• **WHAT YOU WILL DO**: Pick out every line in the data below that holds "tlinux".

[Collected data]
....

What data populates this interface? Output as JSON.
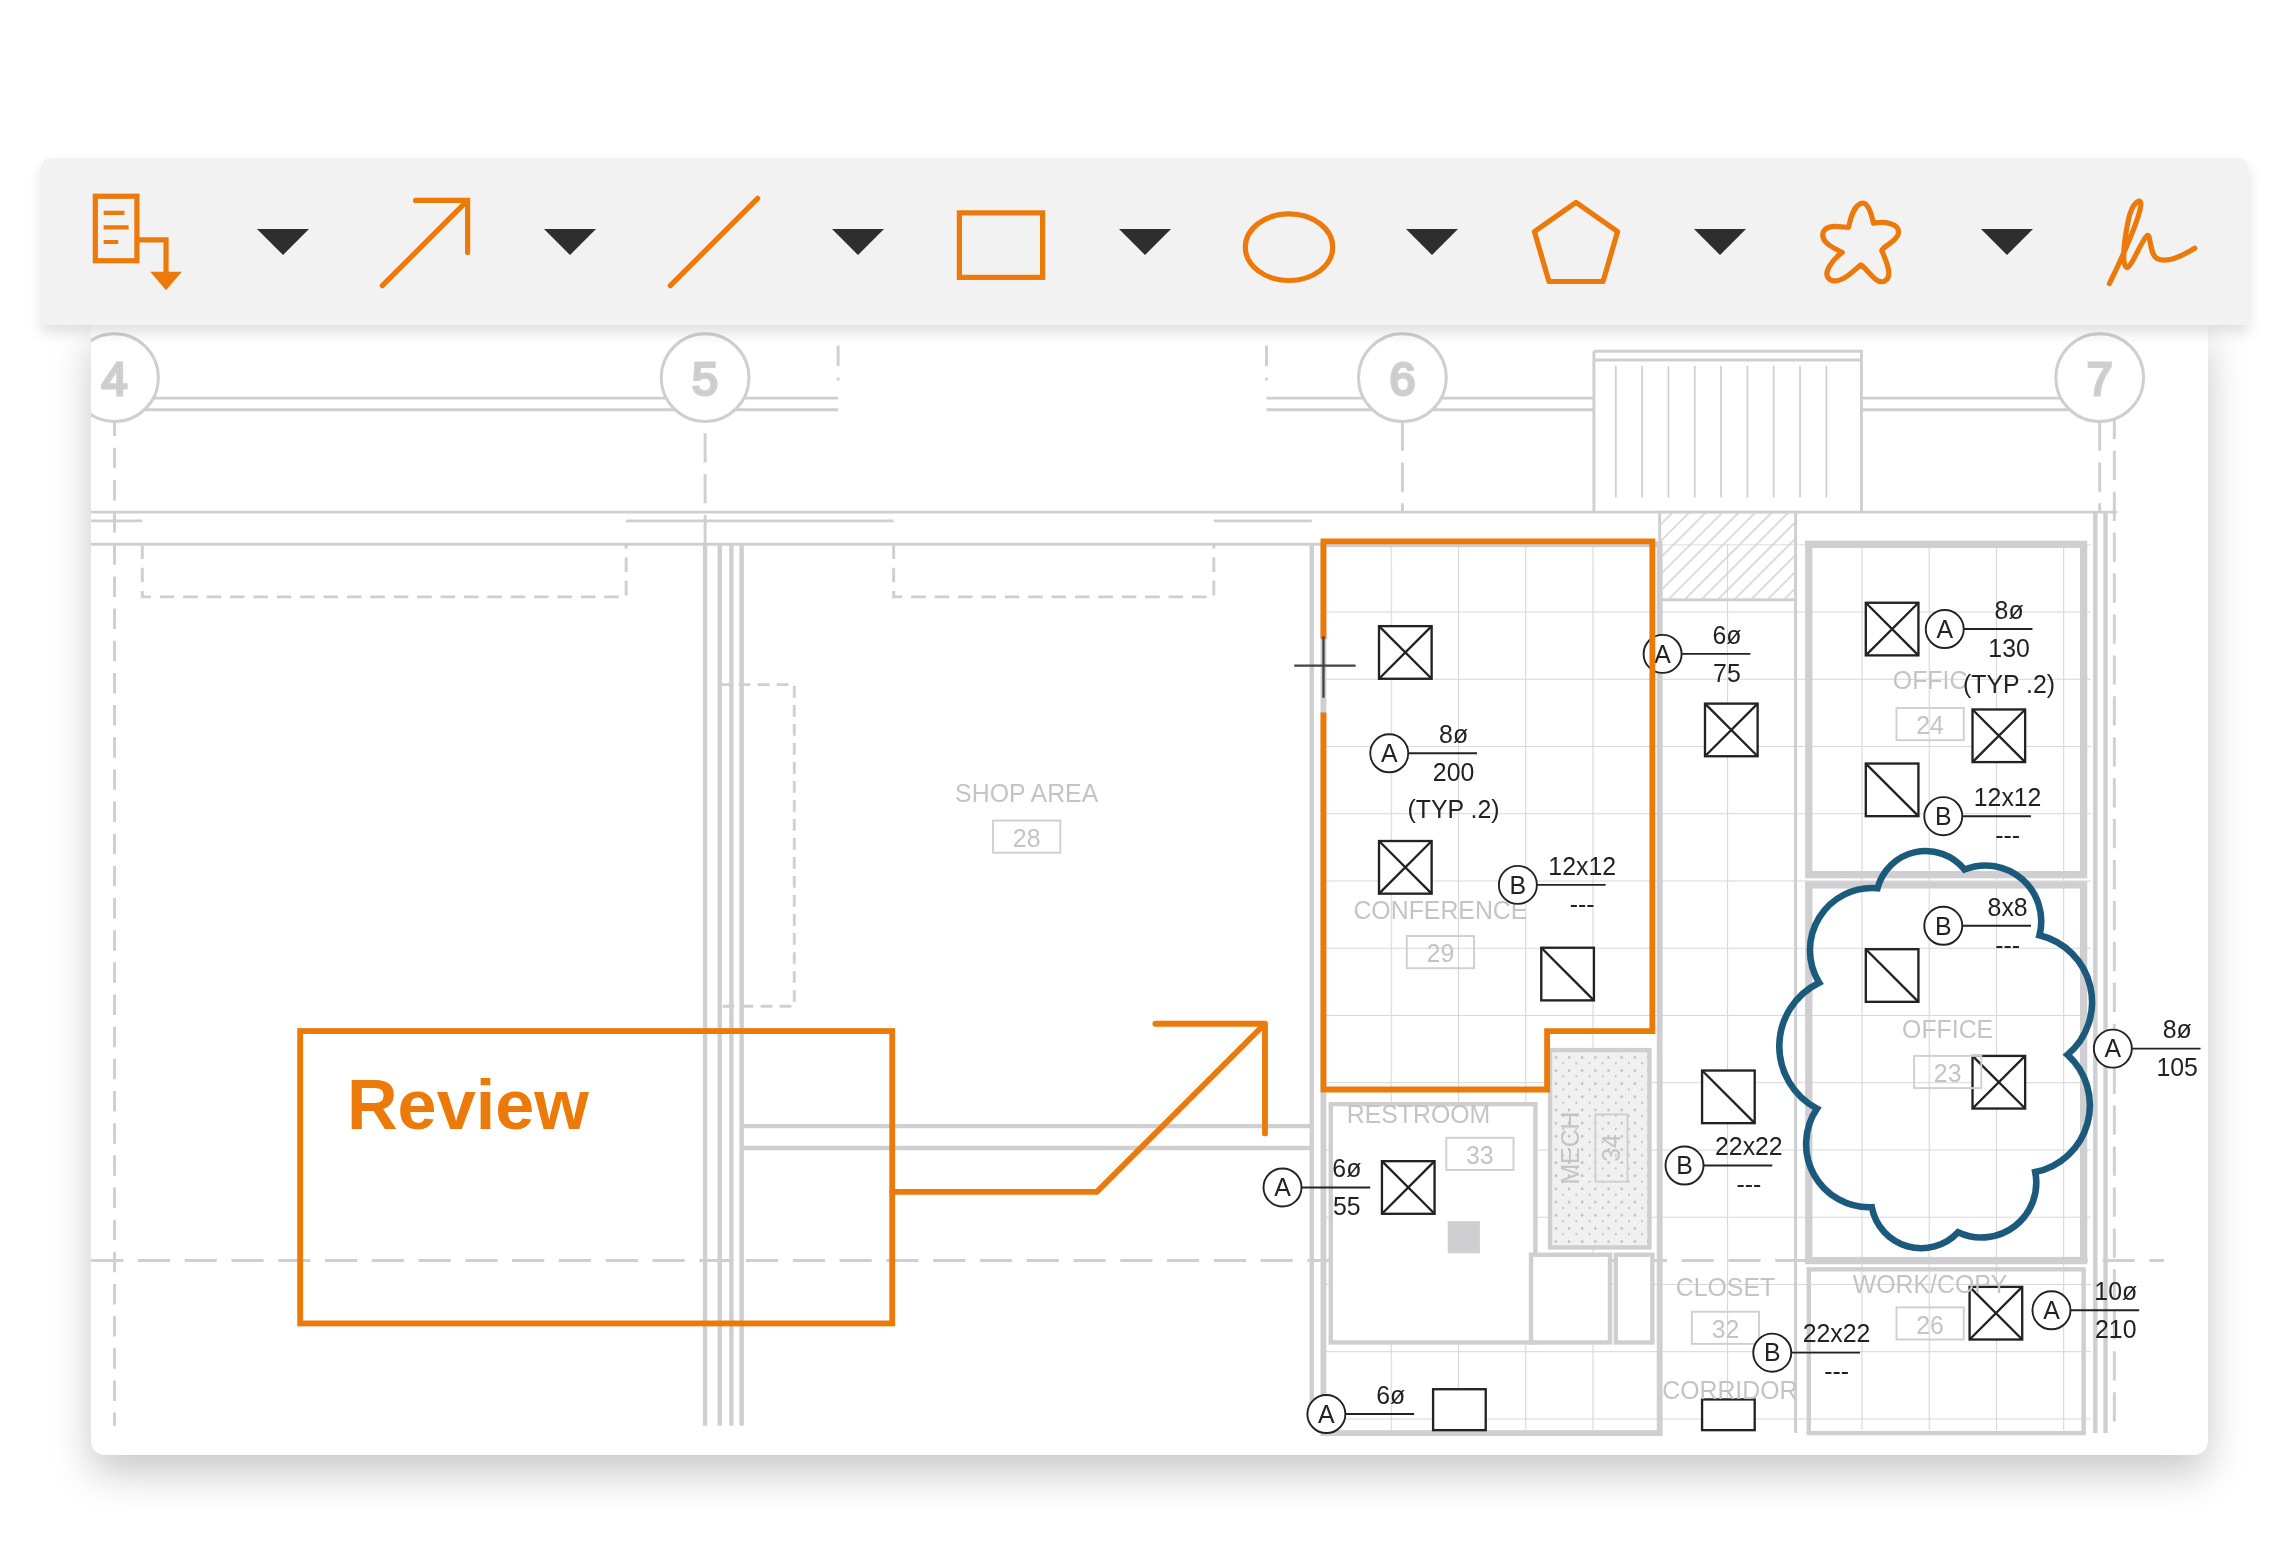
{
  "toolbar": {
    "tools": [
      {
        "kind": "note",
        "dropdown": true
      },
      {
        "kind": "arrow",
        "dropdown": true
      },
      {
        "kind": "line",
        "dropdown": true
      },
      {
        "kind": "rectangle",
        "dropdown": true
      },
      {
        "kind": "ellipse",
        "dropdown": true
      },
      {
        "kind": "polygon",
        "dropdown": true
      },
      {
        "kind": "cloud",
        "dropdown": true
      },
      {
        "kind": "freehand",
        "dropdown": false
      }
    ]
  },
  "plan": {
    "grid_bubbles": [
      "4",
      "5",
      "6",
      "7"
    ],
    "rooms": [
      {
        "name": "SHOP AREA",
        "number": "28"
      },
      {
        "name": "CONFERENCE",
        "number": "29"
      },
      {
        "name": "OFFIC",
        "number": "24"
      },
      {
        "name": "OFFICE",
        "number": "23"
      },
      {
        "name": "RESTROOM",
        "number": "33"
      },
      {
        "name": "MECH",
        "number": "34"
      },
      {
        "name": "CLOSET",
        "number": "32"
      },
      {
        "name": "WORK/COPY",
        "number": "26"
      },
      {
        "name": "CORRIDOR"
      }
    ],
    "tags": [
      {
        "letter": "A",
        "size": "8ø",
        "flow": "200",
        "note": "(TYP .2)"
      },
      {
        "letter": "B",
        "size": "12x12",
        "flow": "---"
      },
      {
        "letter": "A",
        "size": "6ø",
        "flow": "75"
      },
      {
        "letter": "A",
        "size": "8ø",
        "flow": "130",
        "note": "(TYP .2)"
      },
      {
        "letter": "B",
        "size": "12x12",
        "flow": "---"
      },
      {
        "letter": "B",
        "size": "8x8",
        "flow": "---"
      },
      {
        "letter": "A",
        "size": "8ø",
        "flow": "105"
      },
      {
        "letter": "B",
        "size": "22x22",
        "flow": "---"
      },
      {
        "letter": "A",
        "size": "6ø",
        "flow": "55"
      },
      {
        "letter": "B",
        "size": "22x22",
        "flow": "---"
      },
      {
        "letter": "A",
        "size": "10ø",
        "flow": "210"
      },
      {
        "letter": "A",
        "size": "6ø"
      }
    ]
  },
  "markups": [
    {
      "kind": "callout",
      "text": "Review",
      "color": "#ec7a0a"
    },
    {
      "kind": "polygon",
      "color": "#ec7a0a"
    },
    {
      "kind": "cloud",
      "color": "#1c5a7c"
    }
  ]
}
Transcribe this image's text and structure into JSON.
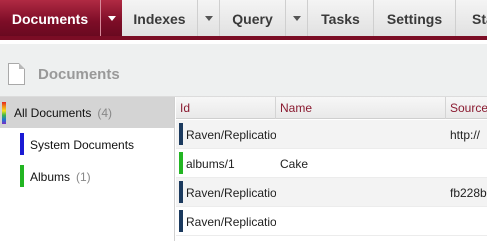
{
  "tabs": [
    {
      "label": "Documents",
      "active": true
    },
    {
      "label": "Indexes"
    },
    {
      "label": "Query"
    },
    {
      "label": "Tasks"
    },
    {
      "label": "Settings"
    },
    {
      "label": "Sta"
    }
  ],
  "header": {
    "title": "Documents",
    "icon": "document-icon"
  },
  "sidebar": {
    "items": [
      {
        "label": "All Documents",
        "count": "(4)",
        "color": "rainbow"
      },
      {
        "label": "System Documents",
        "count": "",
        "color": "#1a1ad4"
      },
      {
        "label": "Albums",
        "count": "(1)",
        "color": "#22b522"
      }
    ]
  },
  "table": {
    "columns": [
      "Id",
      "Name",
      "Source"
    ],
    "rows": [
      {
        "id": "Raven/Replication",
        "name": "",
        "source": "http://",
        "color": "#1b3a5e"
      },
      {
        "id": "albums/1",
        "name": "Cake",
        "source": "",
        "color": "#22b522"
      },
      {
        "id": "Raven/Replication",
        "name": "",
        "source": "fb228b",
        "color": "#1b3a5e"
      },
      {
        "id": "Raven/Replication",
        "name": "",
        "source": "",
        "color": "#1b3a5e"
      }
    ]
  },
  "colors": {
    "accent": "#7d0d27",
    "header_text": "#8a1a30"
  }
}
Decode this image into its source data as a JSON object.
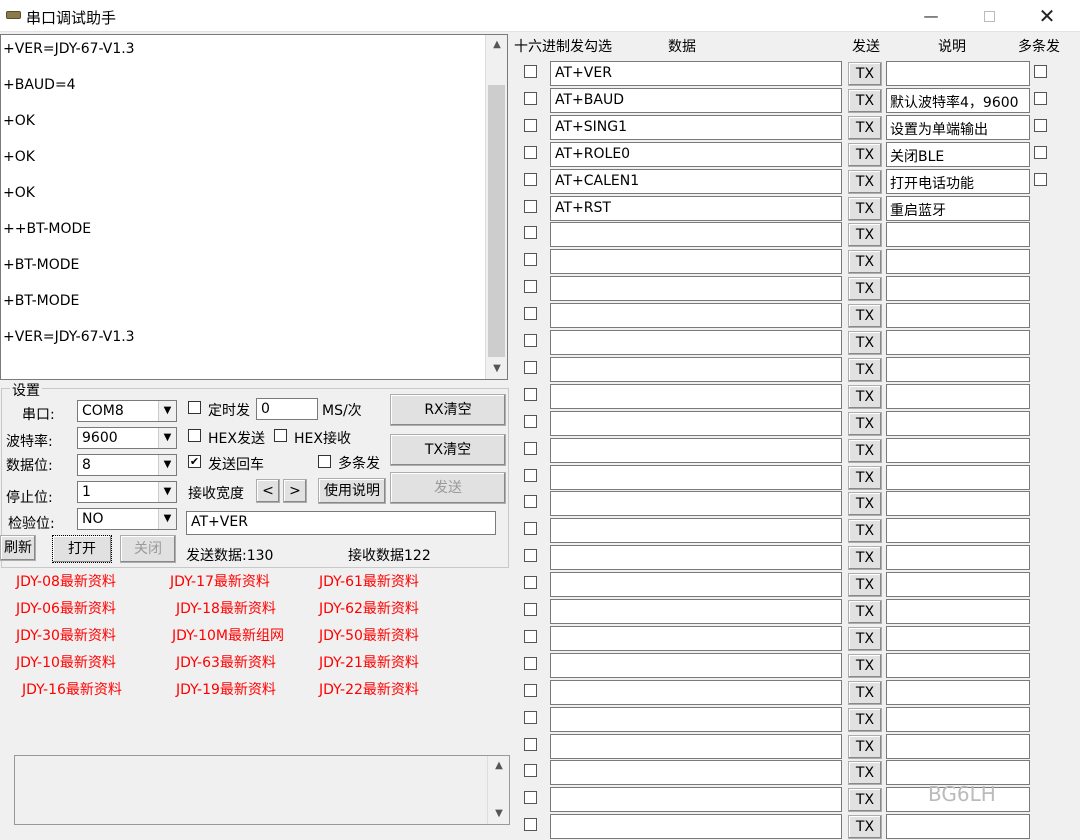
{
  "window": {
    "title": "串口调试助手",
    "minimize": "—",
    "close": "✕"
  },
  "receive": {
    "lines": [
      "+VER=JDY-67-V1.3",
      "+BAUD=4",
      "+OK",
      "+OK",
      "+OK",
      "++BT-MODE",
      "+BT-MODE",
      "+BT-MODE",
      "+VER=JDY-67-V1.3"
    ],
    "scroll_up": "▲",
    "scroll_down": "▼"
  },
  "settings": {
    "group_title": "设置",
    "port_label": "串口:",
    "port_value": "COM8",
    "baud_label": "波特率:",
    "baud_value": "9600",
    "databits_label": "数据位:",
    "databits_value": "8",
    "stopbits_label": "停止位:",
    "stopbits_value": "1",
    "parity_label": "检验位:",
    "parity_value": "NO",
    "timed_send_label": "定时发",
    "timed_send_value": "0",
    "timed_send_unit": "MS/次",
    "hex_send_label": "HEX发送",
    "hex_recv_label": "HEX接收",
    "send_cr_label": "发送回车",
    "send_cr_mark": "✔",
    "multi_send_label": "多条发",
    "recv_width_label": "接收宽度",
    "narrow": "<",
    "widen": ">",
    "help_button": "使用说明",
    "rx_clear": "RX清空",
    "tx_clear": "TX清空",
    "send_button": "发送",
    "send_input": "AT+VER",
    "refresh": "刷新",
    "open": "打开",
    "close": "关闭",
    "sent_stats": "发送数据:130",
    "recv_stats": "接收数据122",
    "drop": "▼"
  },
  "links": [
    [
      "JDY-08最新资料",
      "JDY-17最新资料",
      "JDY-61最新资料"
    ],
    [
      "JDY-06最新资料",
      "JDY-18最新资料",
      "JDY-62最新资料"
    ],
    [
      "JDY-30最新资料",
      "JDY-10M最新组网",
      "JDY-50最新资料"
    ],
    [
      "JDY-10最新资料",
      "JDY-63最新资料",
      "JDY-21最新资料"
    ],
    [
      "JDY-16最新资料",
      "JDY-19最新资料",
      "JDY-22最新资料"
    ]
  ],
  "multi": {
    "header": {
      "hex": "十六进制发勾选",
      "data": "数据",
      "send": "发送",
      "note": "说明",
      "multi": "多条发"
    },
    "tx_label": "TX",
    "rows": [
      {
        "data": "AT+VER",
        "note": "",
        "multi": true
      },
      {
        "data": "AT+BAUD",
        "note": "默认波特率4，9600",
        "multi": true
      },
      {
        "data": "AT+SING1",
        "note": "设置为单端输出",
        "multi": true
      },
      {
        "data": "AT+ROLE0",
        "note": "关闭BLE",
        "multi": true
      },
      {
        "data": "AT+CALEN1",
        "note": "打开电话功能",
        "multi": true
      },
      {
        "data": "AT+RST",
        "note": "重启蓝牙",
        "multi": false
      },
      {
        "data": "",
        "note": "",
        "multi": false
      },
      {
        "data": "",
        "note": "",
        "multi": false
      },
      {
        "data": "",
        "note": "",
        "multi": false
      },
      {
        "data": "",
        "note": "",
        "multi": false
      },
      {
        "data": "",
        "note": "",
        "multi": false
      },
      {
        "data": "",
        "note": "",
        "multi": false
      },
      {
        "data": "",
        "note": "",
        "multi": false
      },
      {
        "data": "",
        "note": "",
        "multi": false
      },
      {
        "data": "",
        "note": "",
        "multi": false
      },
      {
        "data": "",
        "note": "",
        "multi": false
      },
      {
        "data": "",
        "note": "",
        "multi": false
      },
      {
        "data": "",
        "note": "",
        "multi": false
      },
      {
        "data": "",
        "note": "",
        "multi": false
      },
      {
        "data": "",
        "note": "",
        "multi": false
      },
      {
        "data": "",
        "note": "",
        "multi": false
      },
      {
        "data": "",
        "note": "",
        "multi": false
      },
      {
        "data": "",
        "note": "",
        "multi": false
      },
      {
        "data": "",
        "note": "",
        "multi": false
      },
      {
        "data": "",
        "note": "",
        "multi": false
      },
      {
        "data": "",
        "note": "",
        "multi": false
      },
      {
        "data": "",
        "note": "",
        "multi": false
      },
      {
        "data": "",
        "note": "",
        "multi": false
      },
      {
        "data": "",
        "note": "",
        "multi": false
      },
      {
        "data": "",
        "note": "",
        "multi": false
      }
    ]
  },
  "watermark": "BG6LH"
}
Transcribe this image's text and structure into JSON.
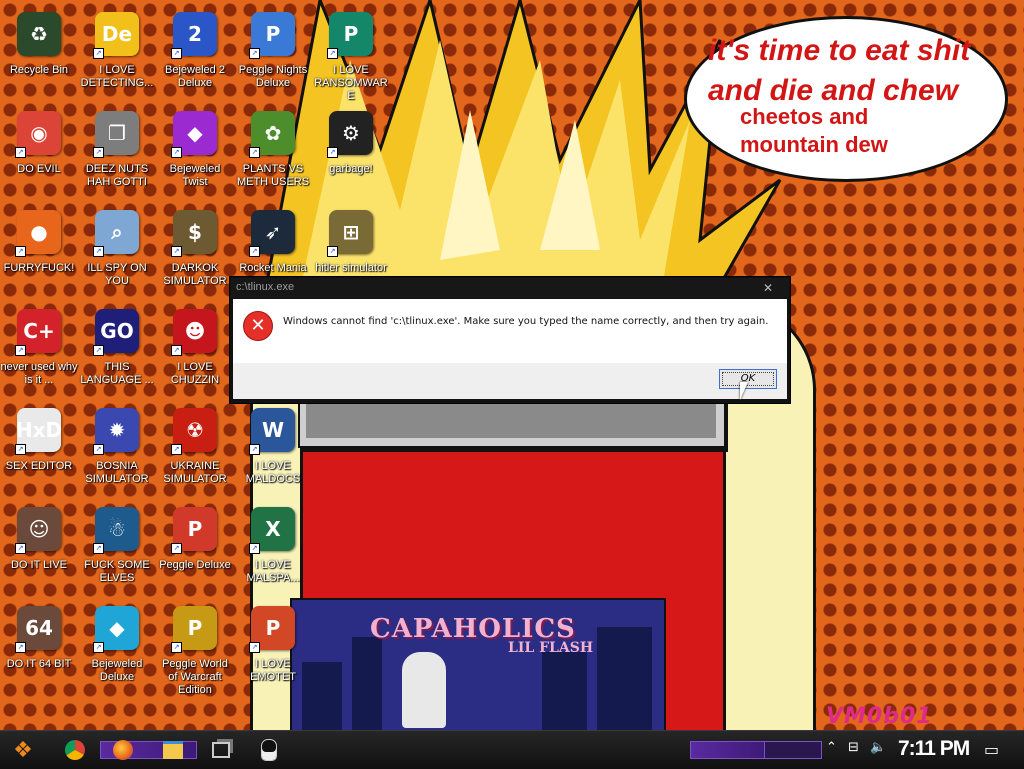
{
  "desktop": {
    "icons": [
      {
        "label": "Recycle Bin",
        "icon": "recycle-bin-icon",
        "color": "#2b4a2b",
        "glyph": "♻"
      },
      {
        "label": "I LOVE DETECTING...",
        "icon": "detect-it-easy-icon",
        "color": "#f2c01a",
        "glyph": "De"
      },
      {
        "label": "Bejeweled 2 Deluxe",
        "icon": "bejeweled-2-icon",
        "color": "#2a56c8",
        "glyph": "2"
      },
      {
        "label": "Peggle Nights Deluxe",
        "icon": "peggle-nights-icon",
        "color": "#3b79d6",
        "glyph": "P"
      },
      {
        "label": "I LOVE RANSOMWARE",
        "icon": "publisher-icon",
        "color": "#14866a",
        "glyph": "P"
      },
      {
        "label": "DO EVIL",
        "icon": "chrome-icon",
        "color": "#db4437",
        "glyph": "◉"
      },
      {
        "label": "DEEZ NUTS HAH GOTTI",
        "icon": "windows-stack-icon",
        "color": "#7d7d7d",
        "glyph": "❐"
      },
      {
        "label": "Bejeweled Twist",
        "icon": "bejeweled-twist-icon",
        "color": "#9b2ad1",
        "glyph": "◆"
      },
      {
        "label": "PLANTS VS METH USERS",
        "icon": "plants-vs-zombies-icon",
        "color": "#4d8d2b",
        "glyph": "✿"
      },
      {
        "label": "garbage!",
        "icon": "garbage-app-icon",
        "color": "#222222",
        "glyph": "⚙"
      },
      {
        "label": "FURRYFUCK!",
        "icon": "firefox-icon",
        "color": "#e8661c",
        "glyph": "●"
      },
      {
        "label": "ILL SPY ON YOU",
        "icon": "spy-magnifier-icon",
        "color": "#7fa7d4",
        "glyph": "⌕"
      },
      {
        "label": "DARKOK SIMULATOR",
        "icon": "money-bag-icon",
        "color": "#6d5a33",
        "glyph": "$"
      },
      {
        "label": "Rocket Mania",
        "icon": "rocket-mania-icon",
        "color": "#1c2a3c",
        "glyph": "➶"
      },
      {
        "label": "hitler simulator",
        "icon": "coin-emblem-icon",
        "color": "#7a6a35",
        "glyph": "⊞"
      },
      {
        "label": "never used why is it ...",
        "icon": "dev-cpp-icon",
        "color": "#d3222a",
        "glyph": "C+"
      },
      {
        "label": "THIS LANGUAGE ...",
        "icon": "goland-icon",
        "color": "#1f1f7a",
        "glyph": "GO"
      },
      {
        "label": "I LOVE CHUZZIN",
        "icon": "chuzzle-icon",
        "color": "#c4161c",
        "glyph": "☻"
      },
      {
        "label": "SEX EDITOR",
        "icon": "hxd-editor-icon",
        "color": "#e9e9e9",
        "glyph": "HxD"
      },
      {
        "label": "BOSNIA SIMULATOR",
        "icon": "mine-icon",
        "color": "#3a48b0",
        "glyph": "✹"
      },
      {
        "label": "UKRAINE SIMULATOR",
        "icon": "radiation-icon",
        "color": "#c81f12",
        "glyph": "☢"
      },
      {
        "label": "I LOVE MALDOCS",
        "icon": "word-icon",
        "color": "#2b579a",
        "glyph": "W"
      },
      {
        "label": "DO IT LIVE",
        "icon": "portrait-icon",
        "color": "#6b4a3b",
        "glyph": "☺"
      },
      {
        "label": "FUCK SOME ELVES",
        "icon": "santa-icon",
        "color": "#1e5b8c",
        "glyph": "☃"
      },
      {
        "label": "Peggle Deluxe",
        "icon": "peggle-icon",
        "color": "#d13a2a",
        "glyph": "P"
      },
      {
        "label": "I LOVE MALSPA...",
        "icon": "excel-icon",
        "color": "#217346",
        "glyph": "X"
      },
      {
        "label": "DO IT 64 BIT",
        "icon": "portrait-64-icon",
        "color": "#6b4a3b",
        "glyph": "64"
      },
      {
        "label": "Bejeweled Deluxe",
        "icon": "bejeweled-diamond-icon",
        "color": "#1fa6d6",
        "glyph": "◆"
      },
      {
        "label": "Peggle World of Warcraft Edition",
        "icon": "peggle-wow-icon",
        "color": "#c79a16",
        "glyph": "P"
      },
      {
        "label": "I LOVE EMOTET",
        "icon": "powerpoint-icon",
        "color": "#d24726",
        "glyph": "P"
      }
    ]
  },
  "wallpaper": {
    "bubble_line1": "it's time to eat shit",
    "bubble_line2": "and die and chew",
    "bubble_line3": "cheetos and",
    "bubble_line4": "mountain dew",
    "album_title": "CAPAHOLICS",
    "album_subtitle": "LIL FLASH",
    "signature": "VM0b01"
  },
  "dialog": {
    "title": "c:\\tlinux.exe",
    "close_glyph": "✕",
    "error_glyph": "✕",
    "message": "Windows cannot find 'c:\\tlinux.exe'. Make sure you typed the name correctly, and then try again.",
    "ok_label": "OK"
  },
  "taskbar": {
    "start_glyph": "❖",
    "clock": "7:11 PM",
    "notification_glyph": "▭",
    "tray_up_glyph": "⌃",
    "network_glyph": "⊟",
    "volume_glyph": "🔈"
  },
  "colors": {
    "wallpaper_bg": "#e2661b",
    "taskbar": "#151515",
    "accent_purple": "#5a2aa0",
    "bubble_text": "#d21616",
    "error_red": "#e5302a"
  }
}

....

• **TASK OUTPUT**:
    "title": "c:\\tlinux.exe",
    "message": "Windows cannot find 'c:\\tlinux.exe'. Make sure you typed the name correctly, and then try again.",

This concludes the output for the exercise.